Check each line of the listing below for the string "aussen", and give only how many lines hold it.

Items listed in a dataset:
****************************************

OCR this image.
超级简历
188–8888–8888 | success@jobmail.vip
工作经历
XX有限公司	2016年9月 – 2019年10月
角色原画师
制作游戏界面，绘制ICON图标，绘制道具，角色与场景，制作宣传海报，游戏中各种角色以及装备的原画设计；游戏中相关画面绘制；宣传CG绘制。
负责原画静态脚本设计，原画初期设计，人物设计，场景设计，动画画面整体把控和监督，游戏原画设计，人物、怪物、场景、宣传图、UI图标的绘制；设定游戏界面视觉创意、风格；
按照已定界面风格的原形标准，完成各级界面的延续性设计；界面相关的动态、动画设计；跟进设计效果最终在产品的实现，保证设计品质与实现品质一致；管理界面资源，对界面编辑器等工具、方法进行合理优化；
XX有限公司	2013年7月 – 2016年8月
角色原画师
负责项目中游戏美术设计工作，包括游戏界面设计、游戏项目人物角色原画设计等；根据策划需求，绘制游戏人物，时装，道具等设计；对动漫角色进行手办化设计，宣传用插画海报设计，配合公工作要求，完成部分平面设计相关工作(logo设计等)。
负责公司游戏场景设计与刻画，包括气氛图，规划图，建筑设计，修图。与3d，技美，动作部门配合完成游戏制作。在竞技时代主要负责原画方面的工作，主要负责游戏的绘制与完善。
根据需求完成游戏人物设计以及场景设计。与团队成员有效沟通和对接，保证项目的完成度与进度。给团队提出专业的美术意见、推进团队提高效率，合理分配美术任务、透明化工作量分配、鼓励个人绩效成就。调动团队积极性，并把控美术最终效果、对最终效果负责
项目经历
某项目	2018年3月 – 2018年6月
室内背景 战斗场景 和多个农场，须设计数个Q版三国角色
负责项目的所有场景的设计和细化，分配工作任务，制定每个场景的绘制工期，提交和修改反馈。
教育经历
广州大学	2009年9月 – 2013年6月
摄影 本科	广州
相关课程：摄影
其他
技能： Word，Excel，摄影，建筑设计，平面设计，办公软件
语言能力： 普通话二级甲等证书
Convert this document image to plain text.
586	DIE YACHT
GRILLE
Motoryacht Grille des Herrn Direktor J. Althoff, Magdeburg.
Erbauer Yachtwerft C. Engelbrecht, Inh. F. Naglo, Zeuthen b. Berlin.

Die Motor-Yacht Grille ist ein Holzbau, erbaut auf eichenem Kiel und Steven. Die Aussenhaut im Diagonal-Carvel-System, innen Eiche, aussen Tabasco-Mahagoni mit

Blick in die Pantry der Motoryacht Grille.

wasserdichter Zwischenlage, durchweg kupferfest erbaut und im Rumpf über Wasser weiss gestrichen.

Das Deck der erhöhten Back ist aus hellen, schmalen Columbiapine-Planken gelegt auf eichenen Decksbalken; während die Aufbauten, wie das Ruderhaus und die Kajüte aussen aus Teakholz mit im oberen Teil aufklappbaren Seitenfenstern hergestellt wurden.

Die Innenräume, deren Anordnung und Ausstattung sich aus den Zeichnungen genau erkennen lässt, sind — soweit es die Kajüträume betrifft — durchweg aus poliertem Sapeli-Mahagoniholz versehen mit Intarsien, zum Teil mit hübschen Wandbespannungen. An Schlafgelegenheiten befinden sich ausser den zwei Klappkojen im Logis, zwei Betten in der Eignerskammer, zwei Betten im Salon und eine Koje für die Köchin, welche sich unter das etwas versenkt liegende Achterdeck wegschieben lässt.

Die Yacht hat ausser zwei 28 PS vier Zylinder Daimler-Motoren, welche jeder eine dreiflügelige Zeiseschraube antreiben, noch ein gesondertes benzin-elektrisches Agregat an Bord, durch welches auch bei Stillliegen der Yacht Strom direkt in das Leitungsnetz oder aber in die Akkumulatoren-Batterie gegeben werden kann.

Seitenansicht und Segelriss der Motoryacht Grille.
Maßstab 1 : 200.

****************************************

Task response:
2